==== Record excerpts ====

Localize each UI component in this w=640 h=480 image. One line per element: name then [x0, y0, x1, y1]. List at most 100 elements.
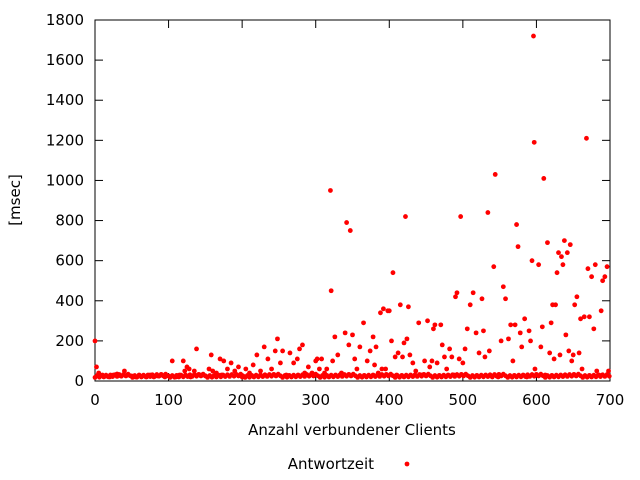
legend-marker	[404, 461, 410, 467]
data-point	[579, 366, 585, 372]
data-point	[498, 338, 504, 344]
data-point	[503, 296, 508, 302]
legend-label: Antwortzeit	[288, 455, 374, 473]
data-point	[347, 228, 353, 233]
data-point	[512, 322, 518, 328]
data-point	[328, 288, 334, 294]
data-point	[458, 214, 464, 219]
data-point	[464, 326, 470, 332]
data-point	[578, 316, 583, 322]
data-point	[422, 358, 427, 364]
data-point	[228, 360, 234, 366]
data-point	[140, 373, 146, 379]
data-point	[442, 354, 447, 360]
data-point	[604, 264, 610, 270]
data-point	[250, 362, 256, 368]
data-point	[486, 348, 492, 354]
data-point	[155, 373, 160, 379]
data-point	[136, 372, 142, 378]
data-point	[551, 356, 557, 362]
data-point	[561, 238, 567, 244]
data-point	[389, 338, 394, 344]
data-point	[602, 274, 608, 280]
data-point	[199, 372, 205, 378]
data-point	[564, 250, 570, 256]
data-point	[280, 348, 286, 354]
data-point	[182, 368, 188, 374]
data-point	[151, 374, 157, 380]
data-point	[354, 366, 360, 372]
y-tick-label: 1200	[46, 131, 84, 149]
data-point	[519, 344, 525, 350]
x-tick-label: 600	[522, 391, 551, 409]
data-point	[431, 326, 436, 332]
data-point	[600, 278, 606, 284]
data-point	[542, 372, 548, 378]
data-point	[352, 356, 358, 362]
data-point	[566, 348, 572, 354]
data-point	[508, 322, 514, 328]
y-tick-label: 600	[55, 252, 84, 270]
data-point	[567, 242, 573, 248]
data-point	[381, 306, 386, 312]
data-point	[180, 358, 186, 364]
data-point	[114, 371, 120, 377]
data-point	[547, 350, 553, 356]
data-point	[225, 366, 230, 372]
data-point	[350, 332, 355, 338]
data-point	[534, 372, 539, 378]
data-point	[210, 368, 216, 374]
data-point	[462, 346, 468, 352]
data-point	[479, 296, 485, 302]
data-point	[517, 330, 523, 336]
data-point	[456, 356, 462, 362]
data-point	[454, 290, 460, 296]
data-point	[548, 320, 554, 326]
data-point	[528, 338, 533, 344]
y-tick-label: 400	[55, 292, 84, 310]
y-tick-label: 1000	[46, 171, 84, 189]
data-point	[594, 368, 600, 374]
data-point	[584, 135, 589, 141]
x-tick-label: 0	[90, 391, 100, 409]
data-point	[510, 358, 516, 364]
data-point	[344, 220, 350, 225]
data-point	[162, 374, 168, 380]
data-point	[346, 342, 352, 348]
data-point	[144, 374, 149, 380]
data-point	[407, 352, 413, 358]
data-point	[186, 366, 192, 372]
data-point	[375, 370, 381, 376]
data-point	[324, 366, 330, 372]
data-point	[370, 334, 376, 340]
data-point	[332, 334, 338, 340]
data-point	[556, 250, 561, 256]
data-point	[378, 310, 383, 316]
data-point	[429, 358, 435, 364]
data-point	[557, 352, 563, 358]
data-point	[122, 368, 127, 374]
data-point	[258, 368, 263, 374]
data-point	[383, 366, 389, 372]
data-point	[177, 372, 183, 378]
data-point	[416, 320, 422, 326]
data-point	[515, 244, 521, 250]
data-point	[572, 302, 578, 308]
data-point	[451, 372, 457, 378]
data-point	[439, 342, 445, 348]
data-point	[206, 366, 212, 372]
data-point	[473, 330, 479, 336]
data-point	[92, 338, 98, 344]
y-tick-label: 200	[55, 332, 84, 350]
data-point	[606, 368, 611, 374]
data-point	[500, 284, 506, 290]
data-point	[129, 373, 135, 379]
data-point	[339, 370, 344, 376]
x-tick-label: 100	[154, 391, 183, 409]
data-point	[589, 274, 595, 280]
data-point	[265, 356, 271, 362]
data-point	[147, 372, 153, 378]
data-point	[305, 364, 311, 370]
data-point	[576, 350, 582, 356]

====

■ What you should do: Reproduce word for word the rows from the line with "461, 410, 467]" up to and including the line with "368, 216, 374]".

■ Task response:
legend-marker	[404, 461, 410, 467]
data-point	[579, 366, 585, 372]
data-point	[498, 338, 504, 344]
data-point	[503, 296, 508, 302]
legend-label: Antwortzeit	[288, 455, 374, 473]
data-point	[347, 228, 353, 233]
data-point	[512, 322, 518, 328]
data-point	[328, 288, 334, 294]
data-point	[458, 214, 464, 219]
data-point	[464, 326, 470, 332]
data-point	[578, 316, 583, 322]
data-point	[422, 358, 427, 364]
data-point	[228, 360, 234, 366]
data-point	[140, 373, 146, 379]
data-point	[442, 354, 447, 360]
data-point	[604, 264, 610, 270]
data-point	[250, 362, 256, 368]
data-point	[486, 348, 492, 354]
data-point	[155, 373, 160, 379]
data-point	[136, 372, 142, 378]
data-point	[551, 356, 557, 362]
data-point	[561, 238, 567, 244]
data-point	[389, 338, 394, 344]
data-point	[602, 274, 608, 280]
data-point	[199, 372, 205, 378]
data-point	[564, 250, 570, 256]
data-point	[280, 348, 286, 354]
data-point	[182, 368, 188, 374]
data-point	[151, 374, 157, 380]
data-point	[354, 366, 360, 372]
y-tick-label: 1200	[46, 131, 84, 149]
data-point	[519, 344, 525, 350]
x-tick-label: 600	[522, 391, 551, 409]
data-point	[431, 326, 436, 332]
data-point	[600, 278, 606, 284]
data-point	[542, 372, 548, 378]
data-point	[352, 356, 358, 362]
data-point	[566, 348, 572, 354]
data-point	[508, 322, 514, 328]
y-tick-label: 600	[55, 252, 84, 270]
data-point	[567, 242, 573, 248]
data-point	[381, 306, 386, 312]
data-point	[180, 358, 186, 364]
data-point	[114, 371, 120, 377]
data-point	[547, 350, 553, 356]
data-point	[225, 366, 230, 372]
data-point	[350, 332, 355, 338]
data-point	[534, 372, 539, 378]
data-point	[210, 368, 216, 374]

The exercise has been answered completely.